(Directions):
Would you write out the entries below, every one of them, exactly?

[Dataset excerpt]
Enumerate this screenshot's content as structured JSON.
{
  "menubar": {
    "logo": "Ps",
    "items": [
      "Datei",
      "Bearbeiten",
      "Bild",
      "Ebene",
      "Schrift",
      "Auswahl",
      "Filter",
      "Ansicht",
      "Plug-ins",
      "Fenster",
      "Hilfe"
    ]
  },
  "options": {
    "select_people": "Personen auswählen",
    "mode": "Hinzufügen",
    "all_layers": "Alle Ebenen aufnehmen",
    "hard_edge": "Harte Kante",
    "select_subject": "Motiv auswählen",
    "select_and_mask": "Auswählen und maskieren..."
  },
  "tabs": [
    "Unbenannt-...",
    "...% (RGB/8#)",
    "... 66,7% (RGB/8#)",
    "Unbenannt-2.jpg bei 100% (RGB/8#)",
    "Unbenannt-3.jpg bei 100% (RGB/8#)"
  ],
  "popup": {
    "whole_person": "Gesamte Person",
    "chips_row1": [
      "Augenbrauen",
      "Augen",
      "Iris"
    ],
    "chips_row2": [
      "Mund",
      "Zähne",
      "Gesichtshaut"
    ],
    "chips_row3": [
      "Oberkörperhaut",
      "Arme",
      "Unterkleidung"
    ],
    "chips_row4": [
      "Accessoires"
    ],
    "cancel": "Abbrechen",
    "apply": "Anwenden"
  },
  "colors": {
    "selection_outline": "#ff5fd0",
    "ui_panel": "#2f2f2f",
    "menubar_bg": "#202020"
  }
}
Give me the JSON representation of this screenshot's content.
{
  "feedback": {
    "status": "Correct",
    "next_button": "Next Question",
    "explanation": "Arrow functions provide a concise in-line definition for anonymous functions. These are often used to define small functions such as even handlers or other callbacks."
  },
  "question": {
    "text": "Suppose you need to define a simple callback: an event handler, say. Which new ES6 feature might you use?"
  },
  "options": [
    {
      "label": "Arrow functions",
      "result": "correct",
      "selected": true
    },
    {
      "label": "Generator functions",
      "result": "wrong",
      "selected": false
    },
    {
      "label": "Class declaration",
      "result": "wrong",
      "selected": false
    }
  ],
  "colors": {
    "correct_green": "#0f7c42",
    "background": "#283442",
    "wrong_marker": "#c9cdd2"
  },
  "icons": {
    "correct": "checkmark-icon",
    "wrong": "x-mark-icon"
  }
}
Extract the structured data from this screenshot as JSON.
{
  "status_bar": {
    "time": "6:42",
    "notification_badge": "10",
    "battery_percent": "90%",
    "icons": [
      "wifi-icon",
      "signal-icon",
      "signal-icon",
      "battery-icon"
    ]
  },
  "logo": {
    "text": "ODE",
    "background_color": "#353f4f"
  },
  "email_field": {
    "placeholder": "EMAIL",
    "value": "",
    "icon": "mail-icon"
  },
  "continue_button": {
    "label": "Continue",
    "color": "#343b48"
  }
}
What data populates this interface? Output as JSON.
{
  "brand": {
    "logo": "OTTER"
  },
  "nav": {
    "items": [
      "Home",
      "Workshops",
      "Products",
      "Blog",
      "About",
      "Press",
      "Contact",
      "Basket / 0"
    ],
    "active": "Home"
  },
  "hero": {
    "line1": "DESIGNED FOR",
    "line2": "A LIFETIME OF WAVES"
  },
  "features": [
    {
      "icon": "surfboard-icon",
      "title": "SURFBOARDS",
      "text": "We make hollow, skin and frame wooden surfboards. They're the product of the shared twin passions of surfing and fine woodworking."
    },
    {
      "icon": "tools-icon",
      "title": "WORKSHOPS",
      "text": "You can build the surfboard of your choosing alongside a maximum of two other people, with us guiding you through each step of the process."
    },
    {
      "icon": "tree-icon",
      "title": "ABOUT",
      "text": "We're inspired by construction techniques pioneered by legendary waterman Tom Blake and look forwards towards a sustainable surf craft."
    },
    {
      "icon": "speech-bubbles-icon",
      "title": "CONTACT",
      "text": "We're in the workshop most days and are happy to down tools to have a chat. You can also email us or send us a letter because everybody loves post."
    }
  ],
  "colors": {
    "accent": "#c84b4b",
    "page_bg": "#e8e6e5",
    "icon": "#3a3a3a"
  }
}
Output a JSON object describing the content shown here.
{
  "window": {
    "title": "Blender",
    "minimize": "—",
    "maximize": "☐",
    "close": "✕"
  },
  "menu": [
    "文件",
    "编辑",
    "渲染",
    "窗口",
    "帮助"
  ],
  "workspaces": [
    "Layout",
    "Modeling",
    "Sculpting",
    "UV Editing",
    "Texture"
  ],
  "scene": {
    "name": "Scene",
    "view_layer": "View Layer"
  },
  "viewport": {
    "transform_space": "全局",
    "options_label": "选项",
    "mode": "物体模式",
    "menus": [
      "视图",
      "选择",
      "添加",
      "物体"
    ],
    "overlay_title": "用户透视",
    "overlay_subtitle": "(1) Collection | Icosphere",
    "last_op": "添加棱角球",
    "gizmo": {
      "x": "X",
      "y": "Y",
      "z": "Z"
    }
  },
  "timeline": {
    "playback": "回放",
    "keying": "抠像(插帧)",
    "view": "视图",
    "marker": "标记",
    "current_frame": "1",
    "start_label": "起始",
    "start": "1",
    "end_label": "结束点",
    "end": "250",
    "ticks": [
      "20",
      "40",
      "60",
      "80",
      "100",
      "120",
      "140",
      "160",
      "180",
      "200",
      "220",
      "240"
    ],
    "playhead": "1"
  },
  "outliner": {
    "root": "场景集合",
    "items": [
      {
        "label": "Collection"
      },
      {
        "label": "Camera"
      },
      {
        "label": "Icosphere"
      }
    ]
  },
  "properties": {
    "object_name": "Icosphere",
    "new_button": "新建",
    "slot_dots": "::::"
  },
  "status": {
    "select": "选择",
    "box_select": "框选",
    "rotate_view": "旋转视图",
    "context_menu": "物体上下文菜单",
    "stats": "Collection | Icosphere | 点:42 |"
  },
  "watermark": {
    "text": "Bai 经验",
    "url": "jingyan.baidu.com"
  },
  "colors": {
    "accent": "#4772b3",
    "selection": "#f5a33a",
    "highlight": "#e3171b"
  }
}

(Solution to the exercise):
Enumerate this screenshot's content as structured JSON.
{
  "menubar": {
    "logo": "Ps",
    "items": [
      "Datei",
      "Bearbeiten",
      "Bild",
      "Ebene",
      "Schrift",
      "Auswahl",
      "Filter",
      "Ansicht",
      "Plug-ins",
      "Fenster",
      "Hilfe"
    ]
  },
  "options": {
    "select_people": "Personen auswählen",
    "mode": "Hinzufügen",
    "all_layers": "Alle Ebenen aufnehmen",
    "hard_edge": "Harte Kante",
    "select_subject": "Motiv auswählen",
    "select_and_mask": "Auswählen und maskieren..."
  },
  "tabs": [
    "Unbenannt-...",
    "...% (RGB/8#)",
    "... 66,7% (RGB/8#)",
    "Unbenannt-2.jpg bei 100% (RGB/8#)",
    "Unbenannt-3.jpg bei 100% (RGB/8#)"
  ],
  "popup": {
    "whole_person": "Gesamte Person",
    "chips_row1": [
      "Augenbrauen",
      "Augen",
      "Iris"
    ],
    "chips_row2": [
      "Mund",
      "Zähne",
      "Gesichtshaut"
    ],
    "chips_row3": [
      "Oberkörperhaut",
      "Arme",
      "Unterkleidung"
    ],
    "chips_row4": [
      "Accessoires"
    ],
    "cancel": "Abbrechen",
    "apply": "Anwenden"
  },
  "colors": {
    "selection_outline": "#ff5fd0",
    "ui_panel": "#2f2f2f",
    "menubar_bg": "#202020"
  }
}
Give me the JSON representation of this screenshot's content.
{
  "feedback": {
    "status": "Correct",
    "next_button": "Next Question",
    "explanation": "Arrow functions provide a concise in-line definition for anonymous functions. These are often used to define small functions such as even handlers or other callbacks."
  },
  "question": {
    "text": "Suppose you need to define a simple callback: an event handler, say. Which new ES6 feature might you use?"
  },
  "options": [
    {
      "label": "Arrow functions",
      "result": "correct",
      "selected": true
    },
    {
      "label": "Generator functions",
      "result": "wrong",
      "selected": false
    },
    {
      "label": "Class declaration",
      "result": "wrong",
      "selected": false
    }
  ],
  "colors": {
    "correct_green": "#0f7c42",
    "background": "#283442",
    "wrong_marker": "#c9cdd2"
  },
  "icons": {
    "correct": "checkmark-icon",
    "wrong": "x-mark-icon"
  }
}
Extract the structured data from this screenshot as JSON.
{
  "status_bar": {
    "time": "6:42",
    "notification_badge": "10",
    "battery_percent": "90%",
    "icons": [
      "wifi-icon",
      "signal-icon",
      "signal-icon",
      "battery-icon"
    ]
  },
  "logo": {
    "text": "ODE",
    "background_color": "#353f4f"
  },
  "email_field": {
    "placeholder": "EMAIL",
    "value": "",
    "icon": "mail-icon"
  },
  "continue_button": {
    "label": "Continue",
    "color": "#343b48"
  }
}
What data populates this interface? Output as JSON.
{
  "brand": {
    "logo": "OTTER"
  },
  "nav": {
    "items": [
      "Home",
      "Workshops",
      "Products",
      "Blog",
      "About",
      "Press",
      "Contact",
      "Basket / 0"
    ],
    "active": "Home"
  },
  "hero": {
    "line1": "DESIGNED FOR",
    "line2": "A LIFETIME OF WAVES"
  },
  "features": [
    {
      "icon": "surfboard-icon",
      "title": "SURFBOARDS",
      "text": "We make hollow, skin and frame wooden surfboards. They're the product of the shared twin passions of surfing and fine woodworking."
    },
    {
      "icon": "tools-icon",
      "title": "WORKSHOPS",
      "text": "You can build the surfboard of your choosing alongside a maximum of two other people, with us guiding you through each step of the process."
    },
    {
      "icon": "tree-icon",
      "title": "ABOUT",
      "text": "We're inspired by construction techniques pioneered by legendary waterman Tom Blake and look forwards towards a sustainable surf craft."
    },
    {
      "icon": "speech-bubbles-icon",
      "title": "CONTACT",
      "text": "We're in the workshop most days and are happy to down tools to have a chat. You can also email us or send us a letter because everybody loves post."
    }
  ],
  "colors": {
    "accent": "#c84b4b",
    "page_bg": "#e8e6e5",
    "icon": "#3a3a3a"
  }
}
Output a JSON object describing the content shown here.
{
  "window": {
    "title": "Blender",
    "minimize": "—",
    "maximize": "☐",
    "close": "✕"
  },
  "menu": [
    "文件",
    "编辑",
    "渲染",
    "窗口",
    "帮助"
  ],
  "workspaces": [
    "Layout",
    "Modeling",
    "Sculpting",
    "UV Editing",
    "Texture"
  ],
  "scene": {
    "name": "Scene",
    "view_layer": "View Layer"
  },
  "viewport": {
    "transform_space": "全局",
    "options_label": "选项",
    "mode": "物体模式",
    "menus": [
      "视图",
      "选择",
      "添加",
      "物体"
    ],
    "overlay_title": "用户透视",
    "overlay_subtitle": "(1) Collection | Icosphere",
    "last_op": "添加棱角球",
    "gizmo": {
      "x": "X",
      "y": "Y",
      "z": "Z"
    }
  },
  "timeline": {
    "playback": "回放",
    "keying": "抠像(插帧)",
    "view": "视图",
    "marker": "标记",
    "current_frame": "1",
    "start_label": "起始",
    "start": "1",
    "end_label": "结束点",
    "end": "250",
    "ticks": [
      "20",
      "40",
      "60",
      "80",
      "100",
      "120",
      "140",
      "160",
      "180",
      "200",
      "220",
      "240"
    ],
    "playhead": "1"
  },
  "outliner": {
    "root": "场景集合",
    "items": [
      {
        "label": "Collection"
      },
      {
        "label": "Camera"
      },
      {
        "label": "Icosphere"
      }
    ]
  },
  "properties": {
    "object_name": "Icosphere",
    "new_button": "新建",
    "slot_dots": "::::"
  },
  "status": {
    "select": "选择",
    "box_select": "框选",
    "rotate_view": "旋转视图",
    "context_menu": "物体上下文菜单",
    "stats": "Collection | Icosphere | 点:42 |"
  },
  "watermark": {
    "text": "Bai 经验",
    "url": "jingyan.baidu.com"
  },
  "colors": {
    "accent": "#4772b3",
    "selection": "#f5a33a",
    "highlight": "#e3171b"
  }
}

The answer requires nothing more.